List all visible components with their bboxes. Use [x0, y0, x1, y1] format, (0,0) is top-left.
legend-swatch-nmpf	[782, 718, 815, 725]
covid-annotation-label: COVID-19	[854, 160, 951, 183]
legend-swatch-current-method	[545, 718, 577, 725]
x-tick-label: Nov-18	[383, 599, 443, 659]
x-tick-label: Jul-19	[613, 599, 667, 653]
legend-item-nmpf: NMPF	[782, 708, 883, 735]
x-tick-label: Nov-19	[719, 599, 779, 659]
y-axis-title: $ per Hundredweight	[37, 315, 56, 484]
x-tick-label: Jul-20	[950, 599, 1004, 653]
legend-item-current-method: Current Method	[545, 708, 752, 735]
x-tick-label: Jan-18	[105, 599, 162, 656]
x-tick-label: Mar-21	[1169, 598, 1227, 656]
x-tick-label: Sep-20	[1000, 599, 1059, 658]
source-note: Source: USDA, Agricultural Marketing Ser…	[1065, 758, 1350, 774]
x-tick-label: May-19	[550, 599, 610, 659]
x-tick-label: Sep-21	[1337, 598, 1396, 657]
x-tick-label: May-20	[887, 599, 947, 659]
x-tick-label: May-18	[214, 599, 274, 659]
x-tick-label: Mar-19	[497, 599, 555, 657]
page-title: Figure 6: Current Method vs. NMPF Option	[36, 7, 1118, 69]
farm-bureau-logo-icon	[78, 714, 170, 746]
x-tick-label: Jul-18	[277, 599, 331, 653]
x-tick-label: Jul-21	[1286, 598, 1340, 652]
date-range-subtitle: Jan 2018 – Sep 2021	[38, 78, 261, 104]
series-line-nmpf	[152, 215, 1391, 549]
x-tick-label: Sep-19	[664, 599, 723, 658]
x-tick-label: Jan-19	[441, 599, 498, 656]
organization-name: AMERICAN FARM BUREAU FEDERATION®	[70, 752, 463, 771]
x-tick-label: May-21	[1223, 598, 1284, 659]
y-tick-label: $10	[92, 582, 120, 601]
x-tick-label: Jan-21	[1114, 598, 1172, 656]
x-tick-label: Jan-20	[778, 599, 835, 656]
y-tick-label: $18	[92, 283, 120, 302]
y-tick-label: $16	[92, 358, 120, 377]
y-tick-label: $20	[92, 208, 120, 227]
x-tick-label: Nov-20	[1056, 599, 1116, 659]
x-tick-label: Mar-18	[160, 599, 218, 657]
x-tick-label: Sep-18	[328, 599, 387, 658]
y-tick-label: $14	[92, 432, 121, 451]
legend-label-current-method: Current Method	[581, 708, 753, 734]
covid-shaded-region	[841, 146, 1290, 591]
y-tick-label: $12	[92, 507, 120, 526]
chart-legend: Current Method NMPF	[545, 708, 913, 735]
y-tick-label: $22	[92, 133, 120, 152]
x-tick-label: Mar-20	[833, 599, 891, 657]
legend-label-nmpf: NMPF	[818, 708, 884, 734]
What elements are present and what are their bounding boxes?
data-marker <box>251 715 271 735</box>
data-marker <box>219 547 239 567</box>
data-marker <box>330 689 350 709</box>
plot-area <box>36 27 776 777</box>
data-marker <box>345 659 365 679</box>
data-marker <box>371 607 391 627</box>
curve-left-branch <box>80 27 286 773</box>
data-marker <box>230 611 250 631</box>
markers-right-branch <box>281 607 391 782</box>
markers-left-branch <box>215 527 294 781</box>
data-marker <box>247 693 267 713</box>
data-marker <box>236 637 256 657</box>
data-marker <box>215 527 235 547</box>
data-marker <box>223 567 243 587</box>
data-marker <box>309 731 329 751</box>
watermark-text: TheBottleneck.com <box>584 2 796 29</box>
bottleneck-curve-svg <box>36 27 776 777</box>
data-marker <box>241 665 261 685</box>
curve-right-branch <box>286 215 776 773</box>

****

SET PROBLEM →
Swap every "x-tick-label" in the rows above for "x-axis-label" and give all the rows again, with nothing else changed.

THE OUTPUT →
List all visible components with their bboxes. Use [x0, y0, x1, y1] format, (0,0) is top-left.
legend-swatch-nmpf	[782, 718, 815, 725]
covid-annotation-label: COVID-19	[854, 160, 951, 183]
legend-swatch-current-method	[545, 718, 577, 725]
x-axis-label: Nov-18	[383, 599, 443, 659]
x-axis-label: Jul-19	[613, 599, 667, 653]
legend-item-nmpf: NMPF	[782, 708, 883, 735]
x-axis-label: Nov-19	[719, 599, 779, 659]
y-axis-title: $ per Hundredweight	[37, 315, 56, 484]
x-axis-label: Jul-20	[950, 599, 1004, 653]
legend-item-current-method: Current Method	[545, 708, 752, 735]
x-axis-label: Jan-18	[105, 599, 162, 656]
x-axis-label: Mar-21	[1169, 598, 1227, 656]
x-axis-label: Sep-20	[1000, 599, 1059, 658]
source-note: Source: USDA, Agricultural Marketing Ser…	[1065, 758, 1350, 774]
x-axis-label: May-19	[550, 599, 610, 659]
x-axis-label: Sep-21	[1337, 598, 1396, 657]
x-axis-label: May-20	[887, 599, 947, 659]
x-axis-label: May-18	[214, 599, 274, 659]
x-axis-label: Mar-19	[497, 599, 555, 657]
page-title: Figure 6: Current Method vs. NMPF Option	[36, 7, 1118, 69]
farm-bureau-logo-icon	[78, 714, 170, 746]
x-axis-label: Jul-18	[277, 599, 331, 653]
x-axis-label: Jul-21	[1286, 598, 1340, 652]
date-range-subtitle: Jan 2018 – Sep 2021	[38, 78, 261, 104]
series-line-nmpf	[152, 215, 1391, 549]
x-axis-label: Sep-19	[664, 599, 723, 658]
x-axis-label: Jan-19	[441, 599, 498, 656]
organization-name: AMERICAN FARM BUREAU FEDERATION®	[70, 752, 463, 771]
x-axis-label: May-21	[1223, 598, 1284, 659]
y-tick-label: $10	[92, 582, 120, 601]
x-axis-label: Jan-21	[1114, 598, 1172, 656]
x-axis-label: Jan-20	[778, 599, 835, 656]
y-tick-label: $18	[92, 283, 120, 302]
y-tick-label: $16	[92, 358, 120, 377]
y-tick-label: $20	[92, 208, 120, 227]
x-axis-label: Nov-20	[1056, 599, 1116, 659]
x-axis-label: Mar-18	[160, 599, 218, 657]
x-axis-label: Sep-18	[328, 599, 387, 658]
y-tick-label: $14	[92, 432, 121, 451]
legend-label-current-method: Current Method	[581, 708, 753, 734]
covid-shaded-region	[841, 146, 1290, 591]
y-tick-label: $12	[92, 507, 120, 526]
chart-legend: Current Method NMPF	[545, 708, 913, 735]
y-tick-label: $22	[92, 133, 120, 152]
x-axis-label: Mar-20	[833, 599, 891, 657]
legend-label-nmpf: NMPF	[818, 708, 884, 734]
What elements are present and what are their bounding boxes?
data-marker <box>251 715 271 735</box>
data-marker <box>219 547 239 567</box>
data-marker <box>330 689 350 709</box>
plot-area <box>36 27 776 777</box>
data-marker <box>345 659 365 679</box>
data-marker <box>371 607 391 627</box>
curve-left-branch <box>80 27 286 773</box>
data-marker <box>230 611 250 631</box>
markers-right-branch <box>281 607 391 782</box>
markers-left-branch <box>215 527 294 781</box>
data-marker <box>247 693 267 713</box>
data-marker <box>236 637 256 657</box>
data-marker <box>215 527 235 547</box>
data-marker <box>223 567 243 587</box>
data-marker <box>309 731 329 751</box>
watermark-text: TheBottleneck.com <box>584 2 796 29</box>
bottleneck-curve-svg <box>36 27 776 777</box>
data-marker <box>241 665 261 685</box>
curve-right-branch <box>286 215 776 773</box>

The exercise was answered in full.